• Exercise requirements: Write out all of the entries exactly as given.

BEGIN Data excerpts

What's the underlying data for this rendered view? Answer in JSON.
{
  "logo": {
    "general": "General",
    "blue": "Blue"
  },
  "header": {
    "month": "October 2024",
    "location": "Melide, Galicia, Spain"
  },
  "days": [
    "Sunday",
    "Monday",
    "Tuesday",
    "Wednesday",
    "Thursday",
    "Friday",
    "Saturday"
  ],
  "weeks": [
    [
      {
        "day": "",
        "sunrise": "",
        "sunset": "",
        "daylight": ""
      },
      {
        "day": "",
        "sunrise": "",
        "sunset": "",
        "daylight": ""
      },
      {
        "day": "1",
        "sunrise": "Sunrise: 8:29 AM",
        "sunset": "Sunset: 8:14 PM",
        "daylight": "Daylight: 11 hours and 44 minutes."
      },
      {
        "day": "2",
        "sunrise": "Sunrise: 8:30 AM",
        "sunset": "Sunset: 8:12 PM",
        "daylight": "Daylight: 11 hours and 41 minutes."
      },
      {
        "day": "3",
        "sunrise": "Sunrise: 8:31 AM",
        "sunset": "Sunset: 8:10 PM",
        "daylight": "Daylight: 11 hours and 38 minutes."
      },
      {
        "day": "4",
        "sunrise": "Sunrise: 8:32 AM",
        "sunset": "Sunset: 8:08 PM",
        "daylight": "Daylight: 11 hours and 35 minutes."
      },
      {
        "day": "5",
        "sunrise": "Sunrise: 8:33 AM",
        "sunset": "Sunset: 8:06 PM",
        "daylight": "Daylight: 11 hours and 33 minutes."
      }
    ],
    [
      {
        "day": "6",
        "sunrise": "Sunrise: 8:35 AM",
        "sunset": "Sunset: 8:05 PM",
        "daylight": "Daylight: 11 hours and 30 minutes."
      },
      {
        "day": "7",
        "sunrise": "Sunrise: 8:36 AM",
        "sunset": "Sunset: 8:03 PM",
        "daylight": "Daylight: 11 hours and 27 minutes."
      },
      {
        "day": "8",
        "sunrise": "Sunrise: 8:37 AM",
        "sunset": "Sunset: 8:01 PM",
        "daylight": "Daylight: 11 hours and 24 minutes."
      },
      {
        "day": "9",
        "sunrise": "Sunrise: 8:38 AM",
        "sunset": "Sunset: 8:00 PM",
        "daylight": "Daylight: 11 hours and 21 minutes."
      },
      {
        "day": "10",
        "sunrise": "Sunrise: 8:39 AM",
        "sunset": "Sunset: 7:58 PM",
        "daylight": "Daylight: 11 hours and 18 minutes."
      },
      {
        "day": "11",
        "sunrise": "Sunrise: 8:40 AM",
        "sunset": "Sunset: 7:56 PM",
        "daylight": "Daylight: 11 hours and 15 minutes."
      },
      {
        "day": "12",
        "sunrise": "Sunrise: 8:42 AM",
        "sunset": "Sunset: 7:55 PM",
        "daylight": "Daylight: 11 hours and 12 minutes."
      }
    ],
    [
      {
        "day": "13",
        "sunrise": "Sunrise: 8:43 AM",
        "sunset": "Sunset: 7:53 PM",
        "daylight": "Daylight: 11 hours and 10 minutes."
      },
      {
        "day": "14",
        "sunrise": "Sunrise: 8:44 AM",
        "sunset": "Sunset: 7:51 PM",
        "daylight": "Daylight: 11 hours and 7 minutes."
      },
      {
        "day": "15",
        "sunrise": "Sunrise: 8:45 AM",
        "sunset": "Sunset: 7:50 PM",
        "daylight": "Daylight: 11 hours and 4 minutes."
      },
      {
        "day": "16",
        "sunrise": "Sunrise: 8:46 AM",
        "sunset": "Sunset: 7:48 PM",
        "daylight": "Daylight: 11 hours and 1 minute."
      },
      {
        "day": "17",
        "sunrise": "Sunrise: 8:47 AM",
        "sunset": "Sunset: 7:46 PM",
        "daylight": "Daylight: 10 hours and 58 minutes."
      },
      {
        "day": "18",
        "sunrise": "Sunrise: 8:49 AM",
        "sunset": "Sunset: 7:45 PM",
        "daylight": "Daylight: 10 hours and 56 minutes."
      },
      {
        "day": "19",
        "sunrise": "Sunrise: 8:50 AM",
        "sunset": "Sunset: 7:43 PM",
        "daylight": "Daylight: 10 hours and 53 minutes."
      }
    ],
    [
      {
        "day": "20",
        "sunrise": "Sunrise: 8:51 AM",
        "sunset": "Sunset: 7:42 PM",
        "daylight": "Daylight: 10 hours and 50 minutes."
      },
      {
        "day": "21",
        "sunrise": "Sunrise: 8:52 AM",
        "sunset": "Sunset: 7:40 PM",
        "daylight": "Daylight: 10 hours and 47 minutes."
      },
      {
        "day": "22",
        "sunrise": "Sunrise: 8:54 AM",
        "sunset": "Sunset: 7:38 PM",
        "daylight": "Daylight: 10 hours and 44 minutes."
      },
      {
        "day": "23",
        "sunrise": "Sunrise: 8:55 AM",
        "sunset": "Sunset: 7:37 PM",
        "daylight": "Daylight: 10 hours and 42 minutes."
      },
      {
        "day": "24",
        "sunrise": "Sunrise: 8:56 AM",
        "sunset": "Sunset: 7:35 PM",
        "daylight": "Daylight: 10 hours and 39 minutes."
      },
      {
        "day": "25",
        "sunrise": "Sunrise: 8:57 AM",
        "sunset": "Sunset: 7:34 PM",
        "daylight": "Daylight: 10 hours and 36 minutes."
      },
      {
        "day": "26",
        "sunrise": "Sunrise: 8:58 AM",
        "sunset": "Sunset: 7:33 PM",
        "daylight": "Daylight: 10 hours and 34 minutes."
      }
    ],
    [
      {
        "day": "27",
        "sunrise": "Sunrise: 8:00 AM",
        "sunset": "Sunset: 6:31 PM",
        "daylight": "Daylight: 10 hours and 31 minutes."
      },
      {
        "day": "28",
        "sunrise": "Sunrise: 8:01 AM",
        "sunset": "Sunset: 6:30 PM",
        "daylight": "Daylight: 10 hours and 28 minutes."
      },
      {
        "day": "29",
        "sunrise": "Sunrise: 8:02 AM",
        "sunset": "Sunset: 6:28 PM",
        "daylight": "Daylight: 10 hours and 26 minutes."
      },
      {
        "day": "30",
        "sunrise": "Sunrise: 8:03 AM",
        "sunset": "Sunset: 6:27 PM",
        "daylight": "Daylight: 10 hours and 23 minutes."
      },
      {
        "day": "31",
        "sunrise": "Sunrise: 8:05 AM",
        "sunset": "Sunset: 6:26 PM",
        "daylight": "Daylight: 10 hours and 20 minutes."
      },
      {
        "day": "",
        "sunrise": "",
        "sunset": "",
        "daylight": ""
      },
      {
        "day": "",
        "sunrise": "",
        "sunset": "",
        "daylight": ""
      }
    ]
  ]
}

END Data excerpts

• Solved problem:
What's the underlying data for this rendered view? Answer in JSON.
{
  "logo": {
    "general": "General",
    "blue": "Blue"
  },
  "header": {
    "month": "October 2024",
    "location": "Melide, Galicia, Spain"
  },
  "days": [
    "Sunday",
    "Monday",
    "Tuesday",
    "Wednesday",
    "Thursday",
    "Friday",
    "Saturday"
  ],
  "weeks": [
    [
      {
        "day": "",
        "sunrise": "",
        "sunset": "",
        "daylight": ""
      },
      {
        "day": "",
        "sunrise": "",
        "sunset": "",
        "daylight": ""
      },
      {
        "day": "1",
        "sunrise": "Sunrise: 8:29 AM",
        "sunset": "Sunset: 8:14 PM",
        "daylight": "Daylight: 11 hours and 44 minutes."
      },
      {
        "day": "2",
        "sunrise": "Sunrise: 8:30 AM",
        "sunset": "Sunset: 8:12 PM",
        "daylight": "Daylight: 11 hours and 41 minutes."
      },
      {
        "day": "3",
        "sunrise": "Sunrise: 8:31 AM",
        "sunset": "Sunset: 8:10 PM",
        "daylight": "Daylight: 11 hours and 38 minutes."
      },
      {
        "day": "4",
        "sunrise": "Sunrise: 8:32 AM",
        "sunset": "Sunset: 8:08 PM",
        "daylight": "Daylight: 11 hours and 35 minutes."
      },
      {
        "day": "5",
        "sunrise": "Sunrise: 8:33 AM",
        "sunset": "Sunset: 8:06 PM",
        "daylight": "Daylight: 11 hours and 33 minutes."
      }
    ],
    [
      {
        "day": "6",
        "sunrise": "Sunrise: 8:35 AM",
        "sunset": "Sunset: 8:05 PM",
        "daylight": "Daylight: 11 hours and 30 minutes."
      },
      {
        "day": "7",
        "sunrise": "Sunrise: 8:36 AM",
        "sunset": "Sunset: 8:03 PM",
        "daylight": "Daylight: 11 hours and 27 minutes."
      },
      {
        "day": "8",
        "sunrise": "Sunrise: 8:37 AM",
        "sunset": "Sunset: 8:01 PM",
        "daylight": "Daylight: 11 hours and 24 minutes."
      },
      {
        "day": "9",
        "sunrise": "Sunrise: 8:38 AM",
        "sunset": "Sunset: 8:00 PM",
        "daylight": "Daylight: 11 hours and 21 minutes."
      },
      {
        "day": "10",
        "sunrise": "Sunrise: 8:39 AM",
        "sunset": "Sunset: 7:58 PM",
        "daylight": "Daylight: 11 hours and 18 minutes."
      },
      {
        "day": "11",
        "sunrise": "Sunrise: 8:40 AM",
        "sunset": "Sunset: 7:56 PM",
        "daylight": "Daylight: 11 hours and 15 minutes."
      },
      {
        "day": "12",
        "sunrise": "Sunrise: 8:42 AM",
        "sunset": "Sunset: 7:55 PM",
        "daylight": "Daylight: 11 hours and 12 minutes."
      }
    ],
    [
      {
        "day": "13",
        "sunrise": "Sunrise: 8:43 AM",
        "sunset": "Sunset: 7:53 PM",
        "daylight": "Daylight: 11 hours and 10 minutes."
      },
      {
        "day": "14",
        "sunrise": "Sunrise: 8:44 AM",
        "sunset": "Sunset: 7:51 PM",
        "daylight": "Daylight: 11 hours and 7 minutes."
      },
      {
        "day": "15",
        "sunrise": "Sunrise: 8:45 AM",
        "sunset": "Sunset: 7:50 PM",
        "daylight": "Daylight: 11 hours and 4 minutes."
      },
      {
        "day": "16",
        "sunrise": "Sunrise: 8:46 AM",
        "sunset": "Sunset: 7:48 PM",
        "daylight": "Daylight: 11 hours and 1 minute."
      },
      {
        "day": "17",
        "sunrise": "Sunrise: 8:47 AM",
        "sunset": "Sunset: 7:46 PM",
        "daylight": "Daylight: 10 hours and 58 minutes."
      },
      {
        "day": "18",
        "sunrise": "Sunrise: 8:49 AM",
        "sunset": "Sunset: 7:45 PM",
        "daylight": "Daylight: 10 hours and 56 minutes."
      },
      {
        "day": "19",
        "sunrise": "Sunrise: 8:50 AM",
        "sunset": "Sunset: 7:43 PM",
        "daylight": "Daylight: 10 hours and 53 minutes."
      }
    ],
    [
      {
        "day": "20",
        "sunrise": "Sunrise: 8:51 AM",
        "sunset": "Sunset: 7:42 PM",
        "daylight": "Daylight: 10 hours and 50 minutes."
      },
      {
        "day": "21",
        "sunrise": "Sunrise: 8:52 AM",
        "sunset": "Sunset: 7:40 PM",
        "daylight": "Daylight: 10 hours and 47 minutes."
      },
      {
        "day": "22",
        "sunrise": "Sunrise: 8:54 AM",
        "sunset": "Sunset: 7:38 PM",
        "daylight": "Daylight: 10 hours and 44 minutes."
      },
      {
        "day": "23",
        "sunrise": "Sunrise: 8:55 AM",
        "sunset": "Sunset: 7:37 PM",
        "daylight": "Daylight: 10 hours and 42 minutes."
      },
      {
        "day": "24",
        "sunrise": "Sunrise: 8:56 AM",
        "sunset": "Sunset: 7:35 PM",
        "daylight": "Daylight: 10 hours and 39 minutes."
      },
      {
        "day": "25",
        "sunrise": "Sunrise: 8:57 AM",
        "sunset": "Sunset: 7:34 PM",
        "daylight": "Daylight: 10 hours and 36 minutes."
      },
      {
        "day": "26",
        "sunrise": "Sunrise: 8:58 AM",
        "sunset": "Sunset: 7:33 PM",
        "daylight": "Daylight: 10 hours and 34 minutes."
      }
    ],
    [
      {
        "day": "27",
        "sunrise": "Sunrise: 8:00 AM",
        "sunset": "Sunset: 6:31 PM",
        "daylight": "Daylight: 10 hours and 31 minutes."
      },
      {
        "day": "28",
        "sunrise": "Sunrise: 8:01 AM",
        "sunset": "Sunset: 6:30 PM",
        "daylight": "Daylight: 10 hours and 28 minutes."
      },
      {
        "day": "29",
        "sunrise": "Sunrise: 8:02 AM",
        "sunset": "Sunset: 6:28 PM",
        "daylight": "Daylight: 10 hours and 26 minutes."
      },
      {
        "day": "30",
        "sunrise": "Sunrise: 8:03 AM",
        "sunset": "Sunset: 6:27 PM",
        "daylight": "Daylight: 10 hours and 23 minutes."
      },
      {
        "day": "31",
        "sunrise": "Sunrise: 8:05 AM",
        "sunset": "Sunset: 6:26 PM",
        "daylight": "Daylight: 10 hours and 20 minutes."
      },
      {
        "day": "",
        "sunrise": "",
        "sunset": "",
        "daylight": ""
      },
      {
        "day": "",
        "sunrise": "",
        "sunset": "",
        "daylight": ""
      }
    ]
  ]
}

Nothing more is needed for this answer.